> [SET PROBLEM]
Reproduce all entries word for word.
— Start —
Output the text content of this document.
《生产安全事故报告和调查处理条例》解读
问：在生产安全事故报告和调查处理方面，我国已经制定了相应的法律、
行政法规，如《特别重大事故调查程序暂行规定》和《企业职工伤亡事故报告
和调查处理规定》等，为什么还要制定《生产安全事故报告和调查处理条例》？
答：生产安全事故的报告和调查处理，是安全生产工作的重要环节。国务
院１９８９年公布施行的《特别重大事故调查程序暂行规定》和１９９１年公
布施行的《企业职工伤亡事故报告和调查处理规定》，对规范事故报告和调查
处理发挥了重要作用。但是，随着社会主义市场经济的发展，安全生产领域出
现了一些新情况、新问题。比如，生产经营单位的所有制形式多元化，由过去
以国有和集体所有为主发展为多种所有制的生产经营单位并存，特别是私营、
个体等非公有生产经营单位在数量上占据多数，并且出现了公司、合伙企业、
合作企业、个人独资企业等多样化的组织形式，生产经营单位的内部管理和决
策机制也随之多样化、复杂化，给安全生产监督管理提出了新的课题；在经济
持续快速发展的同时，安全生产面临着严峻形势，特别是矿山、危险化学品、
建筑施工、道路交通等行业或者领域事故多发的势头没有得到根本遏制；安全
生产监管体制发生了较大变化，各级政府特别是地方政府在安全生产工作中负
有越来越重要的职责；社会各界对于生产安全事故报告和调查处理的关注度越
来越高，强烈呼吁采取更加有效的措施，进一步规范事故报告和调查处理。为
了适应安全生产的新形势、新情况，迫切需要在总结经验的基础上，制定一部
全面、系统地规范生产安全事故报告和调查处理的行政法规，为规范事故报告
— End —
> [ANSWER FOR THE TASK]
Output the text content of this document.
《生产安全事故报告和调查处理条例》解读
问：在生产安全事故报告和调查处理方面，我国已经制定了相应的法律、
行政法规，如《特别重大事故调查程序暂行规定》和《企业职工伤亡事故报告
和调查处理规定》等，为什么还要制定《生产安全事故报告和调查处理条例》？
答：生产安全事故的报告和调查处理，是安全生产工作的重要环节。国务
院１９８９年公布施行的《特别重大事故调查程序暂行规定》和１９９１年公
布施行的《企业职工伤亡事故报告和调查处理规定》，对规范事故报告和调查
处理发挥了重要作用。但是，随着社会主义市场经济的发展，安全生产领域出
现了一些新情况、新问题。比如，生产经营单位的所有制形式多元化，由过去
以国有和集体所有为主发展为多种所有制的生产经营单位并存，特别是私营、
个体等非公有生产经营单位在数量上占据多数，并且出现了公司、合伙企业、
合作企业、个人独资企业等多样化的组织形式，生产经营单位的内部管理和决
策机制也随之多样化、复杂化，给安全生产监督管理提出了新的课题；在经济
持续快速发展的同时，安全生产面临着严峻形势，特别是矿山、危险化学品、
建筑施工、道路交通等行业或者领域事故多发的势头没有得到根本遏制；安全
生产监管体制发生了较大变化，各级政府特别是地方政府在安全生产工作中负
有越来越重要的职责；社会各界对于生产安全事故报告和调查处理的关注度越
来越高，强烈呼吁采取更加有效的措施，进一步规范事故报告和调查处理。为
了适应安全生产的新形势、新情况，迫切需要在总结经验的基础上，制定一部
全面、系统地规范生产安全事故报告和调查处理的行政法规，为规范事故报告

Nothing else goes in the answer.